--- start of Data in this exercise ---

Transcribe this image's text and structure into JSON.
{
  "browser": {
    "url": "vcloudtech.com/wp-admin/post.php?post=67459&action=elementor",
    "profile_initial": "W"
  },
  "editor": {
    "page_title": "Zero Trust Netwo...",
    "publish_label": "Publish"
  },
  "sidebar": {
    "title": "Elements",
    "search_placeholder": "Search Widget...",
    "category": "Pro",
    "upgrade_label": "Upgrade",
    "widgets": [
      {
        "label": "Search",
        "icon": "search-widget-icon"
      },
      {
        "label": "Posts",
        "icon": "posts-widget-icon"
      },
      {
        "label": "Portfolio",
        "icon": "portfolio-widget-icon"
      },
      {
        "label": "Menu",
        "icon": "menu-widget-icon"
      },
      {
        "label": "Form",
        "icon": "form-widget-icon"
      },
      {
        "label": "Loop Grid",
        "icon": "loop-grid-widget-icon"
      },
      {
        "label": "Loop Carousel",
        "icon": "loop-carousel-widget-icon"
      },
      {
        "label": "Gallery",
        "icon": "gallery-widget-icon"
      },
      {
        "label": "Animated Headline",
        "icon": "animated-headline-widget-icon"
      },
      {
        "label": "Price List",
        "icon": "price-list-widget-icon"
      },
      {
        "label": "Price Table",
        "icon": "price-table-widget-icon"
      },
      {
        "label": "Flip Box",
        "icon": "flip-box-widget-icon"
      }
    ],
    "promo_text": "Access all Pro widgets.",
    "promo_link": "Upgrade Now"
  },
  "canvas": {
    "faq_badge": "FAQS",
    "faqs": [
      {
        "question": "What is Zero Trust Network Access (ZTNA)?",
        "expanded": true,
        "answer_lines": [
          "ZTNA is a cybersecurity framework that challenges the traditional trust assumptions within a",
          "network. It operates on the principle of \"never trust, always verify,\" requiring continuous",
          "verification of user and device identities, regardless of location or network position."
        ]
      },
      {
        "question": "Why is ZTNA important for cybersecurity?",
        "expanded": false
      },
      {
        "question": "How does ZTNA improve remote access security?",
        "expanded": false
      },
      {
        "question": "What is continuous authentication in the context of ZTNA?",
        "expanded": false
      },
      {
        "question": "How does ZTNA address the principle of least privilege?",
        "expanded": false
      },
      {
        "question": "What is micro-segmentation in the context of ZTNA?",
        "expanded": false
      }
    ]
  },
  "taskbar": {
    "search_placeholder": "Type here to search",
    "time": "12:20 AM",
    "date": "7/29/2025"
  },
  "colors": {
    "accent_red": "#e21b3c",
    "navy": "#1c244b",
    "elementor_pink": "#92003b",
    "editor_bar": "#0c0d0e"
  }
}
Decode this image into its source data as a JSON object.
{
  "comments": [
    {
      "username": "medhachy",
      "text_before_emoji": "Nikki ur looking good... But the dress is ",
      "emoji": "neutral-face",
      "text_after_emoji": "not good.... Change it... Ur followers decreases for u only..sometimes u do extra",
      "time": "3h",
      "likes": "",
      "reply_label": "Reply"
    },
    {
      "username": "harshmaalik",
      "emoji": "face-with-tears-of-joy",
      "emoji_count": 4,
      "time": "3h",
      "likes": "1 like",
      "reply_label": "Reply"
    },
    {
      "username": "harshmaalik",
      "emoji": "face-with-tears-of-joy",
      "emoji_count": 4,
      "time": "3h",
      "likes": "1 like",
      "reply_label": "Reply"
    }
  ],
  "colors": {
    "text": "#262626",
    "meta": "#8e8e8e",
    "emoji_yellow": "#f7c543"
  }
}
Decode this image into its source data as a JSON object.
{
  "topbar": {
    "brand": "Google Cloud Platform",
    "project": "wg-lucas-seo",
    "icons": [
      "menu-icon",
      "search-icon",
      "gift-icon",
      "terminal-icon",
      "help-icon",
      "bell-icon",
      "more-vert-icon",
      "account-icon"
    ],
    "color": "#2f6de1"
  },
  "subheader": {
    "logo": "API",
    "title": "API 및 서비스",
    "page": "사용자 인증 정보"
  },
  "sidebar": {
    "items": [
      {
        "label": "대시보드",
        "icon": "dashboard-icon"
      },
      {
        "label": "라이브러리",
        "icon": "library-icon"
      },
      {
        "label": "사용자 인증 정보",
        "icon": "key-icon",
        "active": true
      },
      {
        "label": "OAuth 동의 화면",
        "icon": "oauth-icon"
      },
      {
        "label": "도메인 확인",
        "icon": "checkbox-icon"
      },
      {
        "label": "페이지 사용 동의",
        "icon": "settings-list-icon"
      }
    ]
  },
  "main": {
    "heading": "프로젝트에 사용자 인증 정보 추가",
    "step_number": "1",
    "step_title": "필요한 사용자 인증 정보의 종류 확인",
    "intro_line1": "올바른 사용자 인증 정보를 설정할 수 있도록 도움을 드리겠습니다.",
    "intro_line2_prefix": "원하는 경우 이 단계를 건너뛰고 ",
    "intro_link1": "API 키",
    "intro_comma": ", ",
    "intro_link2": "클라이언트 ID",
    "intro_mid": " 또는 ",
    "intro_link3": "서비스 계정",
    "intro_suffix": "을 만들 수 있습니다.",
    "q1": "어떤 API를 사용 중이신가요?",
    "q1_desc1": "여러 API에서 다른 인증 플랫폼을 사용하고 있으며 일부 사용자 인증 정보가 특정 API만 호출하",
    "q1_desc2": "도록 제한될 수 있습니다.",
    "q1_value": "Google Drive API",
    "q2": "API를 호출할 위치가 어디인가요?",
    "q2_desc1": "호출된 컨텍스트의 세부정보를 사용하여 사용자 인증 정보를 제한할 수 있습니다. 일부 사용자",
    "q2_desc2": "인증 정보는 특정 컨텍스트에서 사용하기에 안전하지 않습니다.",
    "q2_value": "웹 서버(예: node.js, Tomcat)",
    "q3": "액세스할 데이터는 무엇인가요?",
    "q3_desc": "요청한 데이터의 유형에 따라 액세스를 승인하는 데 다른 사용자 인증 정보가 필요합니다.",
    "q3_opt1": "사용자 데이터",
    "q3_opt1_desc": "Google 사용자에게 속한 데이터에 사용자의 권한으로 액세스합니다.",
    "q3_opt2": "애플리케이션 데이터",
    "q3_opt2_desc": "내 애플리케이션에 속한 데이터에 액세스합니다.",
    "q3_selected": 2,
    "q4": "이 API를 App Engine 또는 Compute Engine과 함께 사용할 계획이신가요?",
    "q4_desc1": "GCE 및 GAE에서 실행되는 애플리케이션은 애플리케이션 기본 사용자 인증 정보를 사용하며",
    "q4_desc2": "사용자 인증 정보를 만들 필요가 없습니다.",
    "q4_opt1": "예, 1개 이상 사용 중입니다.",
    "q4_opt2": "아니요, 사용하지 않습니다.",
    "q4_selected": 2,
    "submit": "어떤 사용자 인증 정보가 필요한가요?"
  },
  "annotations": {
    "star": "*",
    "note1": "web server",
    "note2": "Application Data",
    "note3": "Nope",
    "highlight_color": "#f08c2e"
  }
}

--- end of Data in this exercise ---

Task description -> Write all of the records out again exactly.

Exercise answer ->
Transcribe this image's text and structure into JSON.
{
  "browser": {
    "url": "vcloudtech.com/wp-admin/post.php?post=67459&action=elementor",
    "profile_initial": "W"
  },
  "editor": {
    "page_title": "Zero Trust Netwo...",
    "publish_label": "Publish"
  },
  "sidebar": {
    "title": "Elements",
    "search_placeholder": "Search Widget...",
    "category": "Pro",
    "upgrade_label": "Upgrade",
    "widgets": [
      {
        "label": "Search",
        "icon": "search-widget-icon"
      },
      {
        "label": "Posts",
        "icon": "posts-widget-icon"
      },
      {
        "label": "Portfolio",
        "icon": "portfolio-widget-icon"
      },
      {
        "label": "Menu",
        "icon": "menu-widget-icon"
      },
      {
        "label": "Form",
        "icon": "form-widget-icon"
      },
      {
        "label": "Loop Grid",
        "icon": "loop-grid-widget-icon"
      },
      {
        "label": "Loop Carousel",
        "icon": "loop-carousel-widget-icon"
      },
      {
        "label": "Gallery",
        "icon": "gallery-widget-icon"
      },
      {
        "label": "Animated Headline",
        "icon": "animated-headline-widget-icon"
      },
      {
        "label": "Price List",
        "icon": "price-list-widget-icon"
      },
      {
        "label": "Price Table",
        "icon": "price-table-widget-icon"
      },
      {
        "label": "Flip Box",
        "icon": "flip-box-widget-icon"
      }
    ],
    "promo_text": "Access all Pro widgets.",
    "promo_link": "Upgrade Now"
  },
  "canvas": {
    "faq_badge": "FAQS",
    "faqs": [
      {
        "question": "What is Zero Trust Network Access (ZTNA)?",
        "expanded": true,
        "answer_lines": [
          "ZTNA is a cybersecurity framework that challenges the traditional trust assumptions within a",
          "network. It operates on the principle of \"never trust, always verify,\" requiring continuous",
          "verification of user and device identities, regardless of location or network position."
        ]
      },
      {
        "question": "Why is ZTNA important for cybersecurity?",
        "expanded": false
      },
      {
        "question": "How does ZTNA improve remote access security?",
        "expanded": false
      },
      {
        "question": "What is continuous authentication in the context of ZTNA?",
        "expanded": false
      },
      {
        "question": "How does ZTNA address the principle of least privilege?",
        "expanded": false
      },
      {
        "question": "What is micro-segmentation in the context of ZTNA?",
        "expanded": false
      }
    ]
  },
  "taskbar": {
    "search_placeholder": "Type here to search",
    "time": "12:20 AM",
    "date": "7/29/2025"
  },
  "colors": {
    "accent_red": "#e21b3c",
    "navy": "#1c244b",
    "elementor_pink": "#92003b",
    "editor_bar": "#0c0d0e"
  }
}
Decode this image into its source data as a JSON object.
{
  "comments": [
    {
      "username": "medhachy",
      "text_before_emoji": "Nikki ur looking good... But the dress is ",
      "emoji": "neutral-face",
      "text_after_emoji": "not good.... Change it... Ur followers decreases for u only..sometimes u do extra",
      "time": "3h",
      "likes": "",
      "reply_label": "Reply"
    },
    {
      "username": "harshmaalik",
      "emoji": "face-with-tears-of-joy",
      "emoji_count": 4,
      "time": "3h",
      "likes": "1 like",
      "reply_label": "Reply"
    },
    {
      "username": "harshmaalik",
      "emoji": "face-with-tears-of-joy",
      "emoji_count": 4,
      "time": "3h",
      "likes": "1 like",
      "reply_label": "Reply"
    }
  ],
  "colors": {
    "text": "#262626",
    "meta": "#8e8e8e",
    "emoji_yellow": "#f7c543"
  }
}
Decode this image into its source data as a JSON object.
{
  "topbar": {
    "brand": "Google Cloud Platform",
    "project": "wg-lucas-seo",
    "icons": [
      "menu-icon",
      "search-icon",
      "gift-icon",
      "terminal-icon",
      "help-icon",
      "bell-icon",
      "more-vert-icon",
      "account-icon"
    ],
    "color": "#2f6de1"
  },
  "subheader": {
    "logo": "API",
    "title": "API 및 서비스",
    "page": "사용자 인증 정보"
  },
  "sidebar": {
    "items": [
      {
        "label": "대시보드",
        "icon": "dashboard-icon"
      },
      {
        "label": "라이브러리",
        "icon": "library-icon"
      },
      {
        "label": "사용자 인증 정보",
        "icon": "key-icon",
        "active": true
      },
      {
        "label": "OAuth 동의 화면",
        "icon": "oauth-icon"
      },
      {
        "label": "도메인 확인",
        "icon": "checkbox-icon"
      },
      {
        "label": "페이지 사용 동의",
        "icon": "settings-list-icon"
      }
    ]
  },
  "main": {
    "heading": "프로젝트에 사용자 인증 정보 추가",
    "step_number": "1",
    "step_title": "필요한 사용자 인증 정보의 종류 확인",
    "intro_line1": "올바른 사용자 인증 정보를 설정할 수 있도록 도움을 드리겠습니다.",
    "intro_line2_prefix": "원하는 경우 이 단계를 건너뛰고 ",
    "intro_link1": "API 키",
    "intro_comma": ", ",
    "intro_link2": "클라이언트 ID",
    "intro_mid": " 또는 ",
    "intro_link3": "서비스 계정",
    "intro_suffix": "을 만들 수 있습니다.",
    "q1": "어떤 API를 사용 중이신가요?",
    "q1_desc1": "여러 API에서 다른 인증 플랫폼을 사용하고 있으며 일부 사용자 인증 정보가 특정 API만 호출하",
    "q1_desc2": "도록 제한될 수 있습니다.",
    "q1_value": "Google Drive API",
    "q2": "API를 호출할 위치가 어디인가요?",
    "q2_desc1": "호출된 컨텍스트의 세부정보를 사용하여 사용자 인증 정보를 제한할 수 있습니다. 일부 사용자",
    "q2_desc2": "인증 정보는 특정 컨텍스트에서 사용하기에 안전하지 않습니다.",
    "q2_value": "웹 서버(예: node.js, Tomcat)",
    "q3": "액세스할 데이터는 무엇인가요?",
    "q3_desc": "요청한 데이터의 유형에 따라 액세스를 승인하는 데 다른 사용자 인증 정보가 필요합니다.",
    "q3_opt1": "사용자 데이터",
    "q3_opt1_desc": "Google 사용자에게 속한 데이터에 사용자의 권한으로 액세스합니다.",
    "q3_opt2": "애플리케이션 데이터",
    "q3_opt2_desc": "내 애플리케이션에 속한 데이터에 액세스합니다.",
    "q3_selected": 2,
    "q4": "이 API를 App Engine 또는 Compute Engine과 함께 사용할 계획이신가요?",
    "q4_desc1": "GCE 및 GAE에서 실행되는 애플리케이션은 애플리케이션 기본 사용자 인증 정보를 사용하며",
    "q4_desc2": "사용자 인증 정보를 만들 필요가 없습니다.",
    "q4_opt1": "예, 1개 이상 사용 중입니다.",
    "q4_opt2": "아니요, 사용하지 않습니다.",
    "q4_selected": 2,
    "submit": "어떤 사용자 인증 정보가 필요한가요?"
  },
  "annotations": {
    "star": "*",
    "note1": "web server",
    "note2": "Application Data",
    "note3": "Nope",
    "highlight_color": "#f08c2e"
  }
}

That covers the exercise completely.